SELECTED EXTRACT:
Taking photographs, in the olden days, was truly an art form. Taking photographs, for classic photographers such as Ansel Adams or Henri Cartier-Bresson, required dexterity and excellent vision. Many photographers today cannot fathom using a camera that sees the image slightly different from what is in the viewfinder.  Or, most importantly, using a camera that can only be focused manually.   Luckily, technology has eased the task of making images by automating some of the tasks that used to require the photographers’ attention. One these tasks is focusing.


With the introduction of modern technology, the problem of focusing – which back then required accuracy and good vision- has been all but eliminated. Morden camera are equipped with a system that evaluates the  scene and set the focus automatically to achieve a sharp image.  But as with most technology advances, simple task become complicated and a source of headaches.  Autofocusing is no exception. 

Nikon cameras offers different amount of focusing points from 51 point to a single point. The image above, courtesy of Nikon USA, shows the focus points within the frame.


Autofocus, indeed, is a wonderful thing, even a lifesaver, but it has become so complicated so much so that novice photographers are perplexed by the many modes of autofocusing available to them. When and how to use which mode of focusing has left a lot of photographers to simply rely on only one mode of focusing (automatic focusing) ignoring all other modes available to them. 


If you are struggling with the many modes of  focusing, today we demystify  and simplify  the many modes focusing. To decipher the many modes of autofocusing let us start with the old focusing method -  manual focusing


Manual Focus

This is the original focusing system.  As the name implies getting the image into focus is not done automatically rather the photographer is tasked with the job of getting a sharp image by physically moving the focusing ring on the camera or changing the distance between the subject and the camera, in order to get a sharp in-focus image.  As you can imagine this method though it can and has produced sharp images, increases the chances of getting images that are out of focus.  Think of photographers with poor vision.  It is a challenging to objectively access how in or out of focus the subject when your own eyes are out of focus (this is one of the problems that has been address in modern camera as they will indicate if you have achieved focus even in manual mode).  To address the shortfall of manual focusing camera manufactures, introduce automatic focusing.


Auto Focus

Automatic focusing, as the name implies, automatically focus the lens to get an image that is in focus.  The task of focusing is taken from the hands of the photographer and tasked to the camera. To achieves focus, the camera uses a build in sensor which evaluates the points (the little squares you see in your viewfinder) to find the point with the most contrast.  Once it finds this point, together with the distance of the point from the camera, a signal is sent to the motor in the lens to move the lens elements to a position them to put the point in focus (hence the moving sound you hear when the camera is focusing).  In this mode unlike in manual focusing mode, all the photographer does is to compose the image click the shutter halfway, wait for the camera to focus and then click the shutter all the way to take the image.  


Nothing is without its own shortfalls. The effectiveness of autofocus depends on the number of points within the image area that manufacture has set, the nature of the subject whether is stationary or moving as well as how the camera is reading the tonal variance in the image.  Hence the introduction of two additional autofocus modes – continuous focus and single area focus.


I-Continuous Focus Mode

Depend on your camera manufacturer the name of this mode will be different. For example, Canon calls this mode "AI Servo" while Nikon calls it "Continuous/AF-C” regardless of the name how this works is the same.

MATERIAL:

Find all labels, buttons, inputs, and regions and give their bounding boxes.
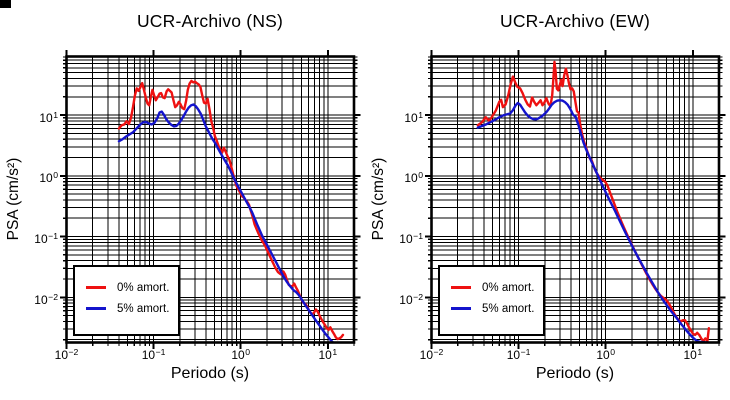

WHAT TO WORK ON:
In the camera focusing text, what name does Canon give to the continuous focus mode? The data has no connection to the camera focusing text.

FINISHED TASK:
Canon calls it "AI Servo."